What is expected
Copy the data precisely, character for character, and leave out every picture.

Data for this exercise
BEGIN

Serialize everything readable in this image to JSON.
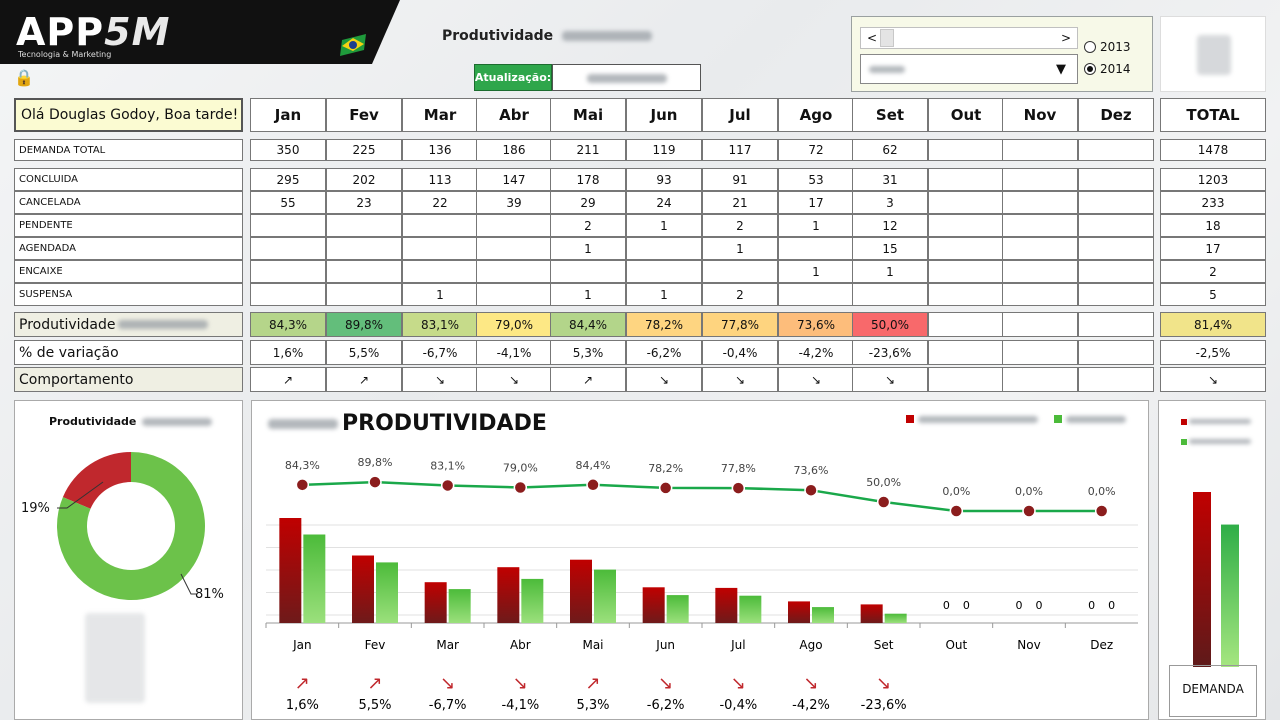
{
  "header": {
    "logo_main": "APP",
    "logo_accent": "5M",
    "logo_sub": "Tecnologia & Marketing",
    "title": "Produtividade",
    "update_label": "Atualização:"
  },
  "controls": {
    "scroll_left": "<",
    "scroll_right": ">",
    "combo_arrow": "▼",
    "years": [
      "2013",
      "2014"
    ],
    "selected_year": "2014"
  },
  "greeting": "Olá Douglas Godoy, Boa tarde!",
  "months": [
    "Jan",
    "Fev",
    "Mar",
    "Abr",
    "Mai",
    "Jun",
    "Jul",
    "Ago",
    "Set",
    "Out",
    "Nov",
    "Dez"
  ],
  "total_header": "TOTAL",
  "rows": {
    "demanda": {
      "label": "DEMANDA TOTAL",
      "values": [
        "350",
        "225",
        "136",
        "186",
        "211",
        "119",
        "117",
        "72",
        "62",
        "",
        "",
        ""
      ],
      "total": "1478"
    },
    "status": [
      {
        "label": "CONCLUIDA",
        "values": [
          "295",
          "202",
          "113",
          "147",
          "178",
          "93",
          "91",
          "53",
          "31",
          "",
          "",
          ""
        ],
        "total": "1203"
      },
      {
        "label": "CANCELADA",
        "values": [
          "55",
          "23",
          "22",
          "39",
          "29",
          "24",
          "21",
          "17",
          "3",
          "",
          "",
          ""
        ],
        "total": "233"
      },
      {
        "label": "PENDENTE",
        "values": [
          "",
          "",
          "",
          "",
          "2",
          "1",
          "2",
          "1",
          "12",
          "",
          "",
          ""
        ],
        "total": "18"
      },
      {
        "label": "AGENDADA",
        "values": [
          "",
          "",
          "",
          "",
          "1",
          "",
          "1",
          "",
          "15",
          "",
          "",
          ""
        ],
        "total": "17"
      },
      {
        "label": "ENCAIXE",
        "values": [
          "",
          "",
          "",
          "",
          "",
          "",
          "",
          "1",
          "1",
          "",
          "",
          ""
        ],
        "total": "2"
      },
      {
        "label": "SUSPENSA",
        "values": [
          "",
          "",
          "1",
          "",
          "1",
          "1",
          "2",
          "",
          "",
          "",
          "",
          ""
        ],
        "total": "5"
      }
    ],
    "produtividade": {
      "label": "Produtividade",
      "values": [
        "84,3%",
        "89,8%",
        "83,1%",
        "79,0%",
        "84,4%",
        "78,2%",
        "77,8%",
        "73,6%",
        "50,0%",
        "",
        "",
        ""
      ],
      "colors": [
        "#b5d58a",
        "#63be7b",
        "#c6db8a",
        "#fde885",
        "#b3d58a",
        "#fed581",
        "#fed47f",
        "#fdbd7b",
        "#f8696b",
        "#ffffff",
        "#ffffff",
        "#ffffff"
      ],
      "total": "81,4%",
      "total_color": "#f1e48a"
    },
    "variacao": {
      "label": "% de variação",
      "values": [
        "1,6%",
        "5,5%",
        "-6,7%",
        "-4,1%",
        "5,3%",
        "-6,2%",
        "-0,4%",
        "-4,2%",
        "-23,6%",
        "",
        "",
        ""
      ],
      "total": "-2,5%"
    },
    "comportamento": {
      "label": "Comportamento",
      "values": [
        "↗",
        "↗",
        "↘",
        "↘",
        "↗",
        "↘",
        "↘",
        "↘",
        "↘",
        "",
        "",
        ""
      ],
      "total": "↘"
    }
  },
  "donut": {
    "title": "Produtividade",
    "label_small": "19%",
    "label_large": "81%",
    "colors": {
      "red": "#c0282d",
      "green": "#6cc24a"
    }
  },
  "chart_data": {
    "type": "bar",
    "title": "PRODUTIVIDADE",
    "categories": [
      "Jan",
      "Fev",
      "Mar",
      "Abr",
      "Mai",
      "Jun",
      "Jul",
      "Ago",
      "Set",
      "Out",
      "Nov",
      "Dez"
    ],
    "series": [
      {
        "values": [
          350,
          225,
          136,
          186,
          211,
          119,
          117,
          72,
          62,
          0,
          0,
          0
        ],
        "color": "#c00000"
      },
      {
        "values": [
          295,
          202,
          113,
          147,
          178,
          93,
          91,
          53,
          31,
          0,
          0,
          0
        ],
        "color": "#4cbb3a"
      }
    ],
    "line": {
      "values": [
        84.3,
        89.8,
        83.1,
        79.0,
        84.4,
        78.2,
        77.8,
        73.6,
        50.0,
        0,
        0,
        0
      ],
      "labels": [
        "84,3%",
        "89,8%",
        "83,1%",
        "79,0%",
        "84,4%",
        "78,2%",
        "77,8%",
        "73,6%",
        "50,0%",
        "0,0%",
        "0,0%",
        "0,0%"
      ],
      "color": "#1aa84a"
    },
    "zero_labels": [
      "0",
      "0"
    ],
    "variation_labels": [
      "1,6%",
      "5,5%",
      "-6,7%",
      "-4,1%",
      "5,3%",
      "-6,2%",
      "-0,4%",
      "-4,2%",
      "-23,6%"
    ],
    "variation_arrows": [
      "↗",
      "↗",
      "↘",
      "↘",
      "↗",
      "↘",
      "↘",
      "↘",
      "↘"
    ]
  },
  "side_chart": {
    "label": "DEMANDA",
    "values": [
      1478,
      1203
    ]
  }
}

END

Answer to this task
Serialize everything readable in this image to JSON.
{
  "header": {
    "logo_main": "APP",
    "logo_accent": "5M",
    "logo_sub": "Tecnologia & Marketing",
    "title": "Produtividade",
    "update_label": "Atualização:"
  },
  "controls": {
    "scroll_left": "<",
    "scroll_right": ">",
    "combo_arrow": "▼",
    "years": [
      "2013",
      "2014"
    ],
    "selected_year": "2014"
  },
  "greeting": "Olá Douglas Godoy, Boa tarde!",
  "months": [
    "Jan",
    "Fev",
    "Mar",
    "Abr",
    "Mai",
    "Jun",
    "Jul",
    "Ago",
    "Set",
    "Out",
    "Nov",
    "Dez"
  ],
  "total_header": "TOTAL",
  "rows": {
    "demanda": {
      "label": "DEMANDA TOTAL",
      "values": [
        "350",
        "225",
        "136",
        "186",
        "211",
        "119",
        "117",
        "72",
        "62",
        "",
        "",
        ""
      ],
      "total": "1478"
    },
    "status": [
      {
        "label": "CONCLUIDA",
        "values": [
          "295",
          "202",
          "113",
          "147",
          "178",
          "93",
          "91",
          "53",
          "31",
          "",
          "",
          ""
        ],
        "total": "1203"
      },
      {
        "label": "CANCELADA",
        "values": [
          "55",
          "23",
          "22",
          "39",
          "29",
          "24",
          "21",
          "17",
          "3",
          "",
          "",
          ""
        ],
        "total": "233"
      },
      {
        "label": "PENDENTE",
        "values": [
          "",
          "",
          "",
          "",
          "2",
          "1",
          "2",
          "1",
          "12",
          "",
          "",
          ""
        ],
        "total": "18"
      },
      {
        "label": "AGENDADA",
        "values": [
          "",
          "",
          "",
          "",
          "1",
          "",
          "1",
          "",
          "15",
          "",
          "",
          ""
        ],
        "total": "17"
      },
      {
        "label": "ENCAIXE",
        "values": [
          "",
          "",
          "",
          "",
          "",
          "",
          "",
          "1",
          "1",
          "",
          "",
          ""
        ],
        "total": "2"
      },
      {
        "label": "SUSPENSA",
        "values": [
          "",
          "",
          "1",
          "",
          "1",
          "1",
          "2",
          "",
          "",
          "",
          "",
          ""
        ],
        "total": "5"
      }
    ],
    "produtividade": {
      "label": "Produtividade",
      "values": [
        "84,3%",
        "89,8%",
        "83,1%",
        "79,0%",
        "84,4%",
        "78,2%",
        "77,8%",
        "73,6%",
        "50,0%",
        "",
        "",
        ""
      ],
      "colors": [
        "#b5d58a",
        "#63be7b",
        "#c6db8a",
        "#fde885",
        "#b3d58a",
        "#fed581",
        "#fed47f",
        "#fdbd7b",
        "#f8696b",
        "#ffffff",
        "#ffffff",
        "#ffffff"
      ],
      "total": "81,4%",
      "total_color": "#f1e48a"
    },
    "variacao": {
      "label": "% de variação",
      "values": [
        "1,6%",
        "5,5%",
        "-6,7%",
        "-4,1%",
        "5,3%",
        "-6,2%",
        "-0,4%",
        "-4,2%",
        "-23,6%",
        "",
        "",
        ""
      ],
      "total": "-2,5%"
    },
    "comportamento": {
      "label": "Comportamento",
      "values": [
        "↗",
        "↗",
        "↘",
        "↘",
        "↗",
        "↘",
        "↘",
        "↘",
        "↘",
        "",
        "",
        ""
      ],
      "total": "↘"
    }
  },
  "donut": {
    "title": "Produtividade",
    "label_small": "19%",
    "label_large": "81%",
    "colors": {
      "red": "#c0282d",
      "green": "#6cc24a"
    }
  },
  "chart_data": {
    "type": "bar",
    "title": "PRODUTIVIDADE",
    "categories": [
      "Jan",
      "Fev",
      "Mar",
      "Abr",
      "Mai",
      "Jun",
      "Jul",
      "Ago",
      "Set",
      "Out",
      "Nov",
      "Dez"
    ],
    "series": [
      {
        "values": [
          350,
          225,
          136,
          186,
          211,
          119,
          117,
          72,
          62,
          0,
          0,
          0
        ],
        "color": "#c00000"
      },
      {
        "values": [
          295,
          202,
          113,
          147,
          178,
          93,
          91,
          53,
          31,
          0,
          0,
          0
        ],
        "color": "#4cbb3a"
      }
    ],
    "line": {
      "values": [
        84.3,
        89.8,
        83.1,
        79.0,
        84.4,
        78.2,
        77.8,
        73.6,
        50.0,
        0,
        0,
        0
      ],
      "labels": [
        "84,3%",
        "89,8%",
        "83,1%",
        "79,0%",
        "84,4%",
        "78,2%",
        "77,8%",
        "73,6%",
        "50,0%",
        "0,0%",
        "0,0%",
        "0,0%"
      ],
      "color": "#1aa84a"
    },
    "zero_labels": [
      "0",
      "0"
    ],
    "variation_labels": [
      "1,6%",
      "5,5%",
      "-6,7%",
      "-4,1%",
      "5,3%",
      "-6,2%",
      "-0,4%",
      "-4,2%",
      "-23,6%"
    ],
    "variation_arrows": [
      "↗",
      "↗",
      "↘",
      "↘",
      "↗",
      "↘",
      "↘",
      "↘",
      "↘"
    ]
  },
  "side_chart": {
    "label": "DEMANDA",
    "values": [
      1478,
      1203
    ]
  }
}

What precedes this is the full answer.